== What is being asked ==
Every line below is to be set down again exactly; any image stays out.

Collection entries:
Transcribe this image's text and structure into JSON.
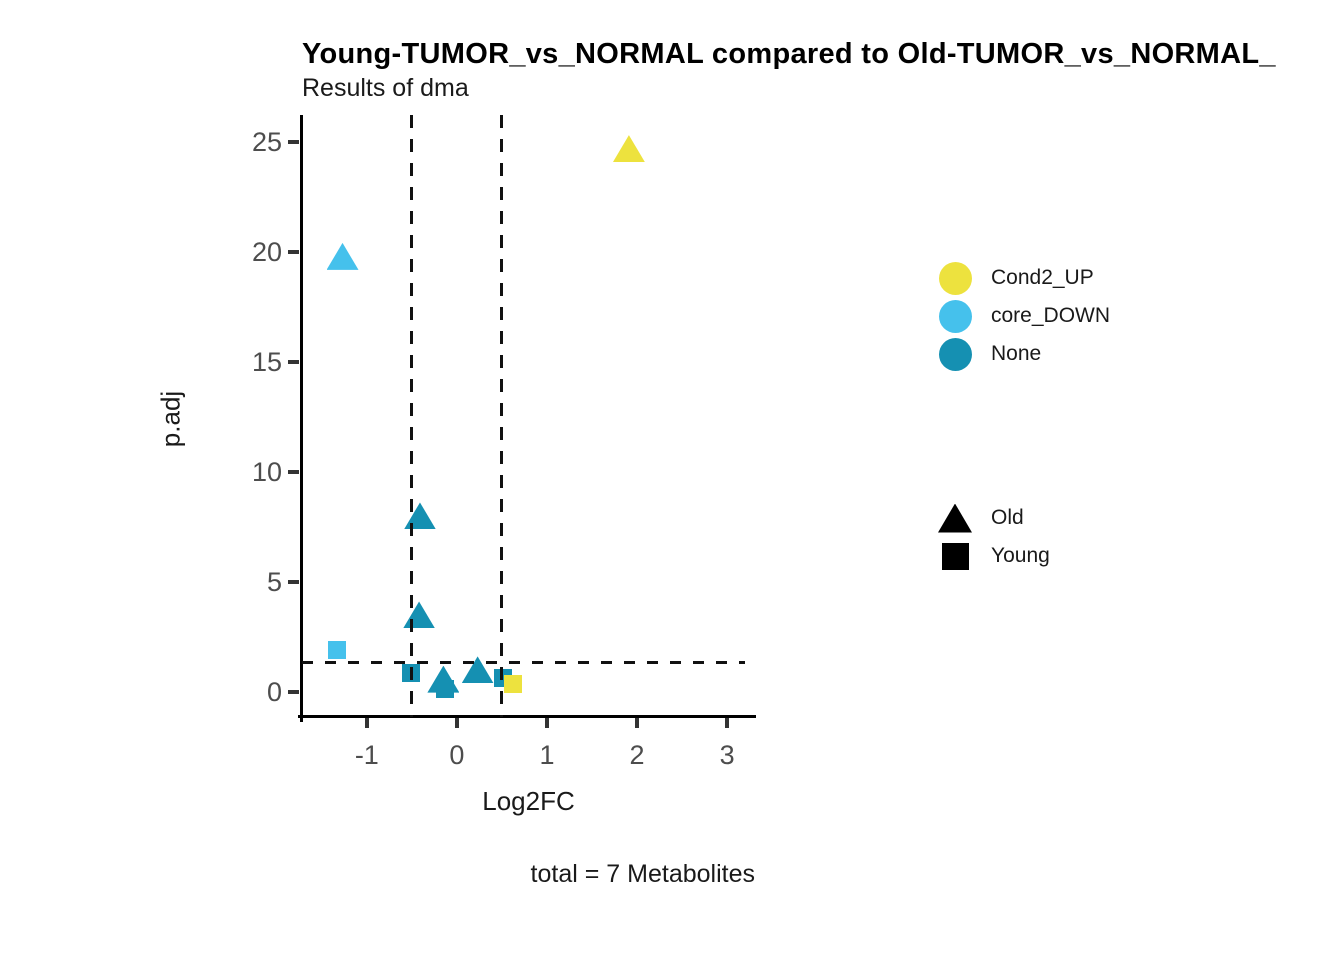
{
  "title": "Young-TUMOR_vs_NORMAL compared to Old-TUMOR_vs_NORMAL_",
  "subtitle": "Results of dma",
  "caption": "total = 7 Metabolites",
  "chart_data": {
    "type": "scatter",
    "xlabel": "Log2FC",
    "ylabel": "p.adj",
    "xlim": [
      -1.72,
      3.31
    ],
    "ylim": [
      -1.14,
      26.23
    ],
    "x_ticks": [
      -1,
      0,
      1,
      2,
      3
    ],
    "y_ticks": [
      0,
      5,
      10,
      15,
      20,
      25
    ],
    "grid": false,
    "legend_position": "right",
    "vlines": [
      -0.5,
      0.5
    ],
    "hline": 1.35,
    "status_colors": {
      "Cond2_UP": "#EDE23E",
      "core_DOWN": "#45C1EC",
      "None": "#1590B2"
    },
    "group_shapes": {
      "Old": "triangle",
      "Young": "square"
    },
    "points": [
      {
        "x": 1.91,
        "y": 24.7,
        "status": "Cond2_UP",
        "group": "Old"
      },
      {
        "x": -1.27,
        "y": 19.8,
        "status": "core_DOWN",
        "group": "Old"
      },
      {
        "x": -0.41,
        "y": 8.0,
        "status": "None",
        "group": "Old"
      },
      {
        "x": -0.42,
        "y": 3.5,
        "status": "None",
        "group": "Old"
      },
      {
        "x": -1.33,
        "y": 1.9,
        "status": "core_DOWN",
        "group": "Young"
      },
      {
        "x": -0.51,
        "y": 0.85,
        "status": "None",
        "group": "Young"
      },
      {
        "x": -0.15,
        "y": 0.58,
        "status": "None",
        "group": "Old"
      },
      {
        "x": -0.13,
        "y": 0.15,
        "status": "None",
        "group": "Young"
      },
      {
        "x": 0.23,
        "y": 1.0,
        "status": "None",
        "group": "Old"
      },
      {
        "x": 0.51,
        "y": 0.64,
        "status": "None",
        "group": "Young"
      },
      {
        "x": 0.62,
        "y": 0.36,
        "status": "Cond2_UP",
        "group": "Young"
      }
    ]
  },
  "legend": {
    "color_entries": [
      "Cond2_UP",
      "core_DOWN",
      "None"
    ],
    "shape_entries": [
      "Old",
      "Young"
    ]
  }
}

== Answer to this problem ==
Transcribe this image's text and structure into JSON.
{
  "title": "Young-TUMOR_vs_NORMAL compared to Old-TUMOR_vs_NORMAL_",
  "subtitle": "Results of dma",
  "caption": "total = 7 Metabolites",
  "chart_data": {
    "type": "scatter",
    "xlabel": "Log2FC",
    "ylabel": "p.adj",
    "xlim": [
      -1.72,
      3.31
    ],
    "ylim": [
      -1.14,
      26.23
    ],
    "x_ticks": [
      -1,
      0,
      1,
      2,
      3
    ],
    "y_ticks": [
      0,
      5,
      10,
      15,
      20,
      25
    ],
    "grid": false,
    "legend_position": "right",
    "vlines": [
      -0.5,
      0.5
    ],
    "hline": 1.35,
    "status_colors": {
      "Cond2_UP": "#EDE23E",
      "core_DOWN": "#45C1EC",
      "None": "#1590B2"
    },
    "group_shapes": {
      "Old": "triangle",
      "Young": "square"
    },
    "points": [
      {
        "x": 1.91,
        "y": 24.7,
        "status": "Cond2_UP",
        "group": "Old"
      },
      {
        "x": -1.27,
        "y": 19.8,
        "status": "core_DOWN",
        "group": "Old"
      },
      {
        "x": -0.41,
        "y": 8.0,
        "status": "None",
        "group": "Old"
      },
      {
        "x": -0.42,
        "y": 3.5,
        "status": "None",
        "group": "Old"
      },
      {
        "x": -1.33,
        "y": 1.9,
        "status": "core_DOWN",
        "group": "Young"
      },
      {
        "x": -0.51,
        "y": 0.85,
        "status": "None",
        "group": "Young"
      },
      {
        "x": -0.15,
        "y": 0.58,
        "status": "None",
        "group": "Old"
      },
      {
        "x": -0.13,
        "y": 0.15,
        "status": "None",
        "group": "Young"
      },
      {
        "x": 0.23,
        "y": 1.0,
        "status": "None",
        "group": "Old"
      },
      {
        "x": 0.51,
        "y": 0.64,
        "status": "None",
        "group": "Young"
      },
      {
        "x": 0.62,
        "y": 0.36,
        "status": "Cond2_UP",
        "group": "Young"
      }
    ]
  },
  "legend": {
    "color_entries": [
      "Cond2_UP",
      "core_DOWN",
      "None"
    ],
    "shape_entries": [
      "Old",
      "Young"
    ]
  }
}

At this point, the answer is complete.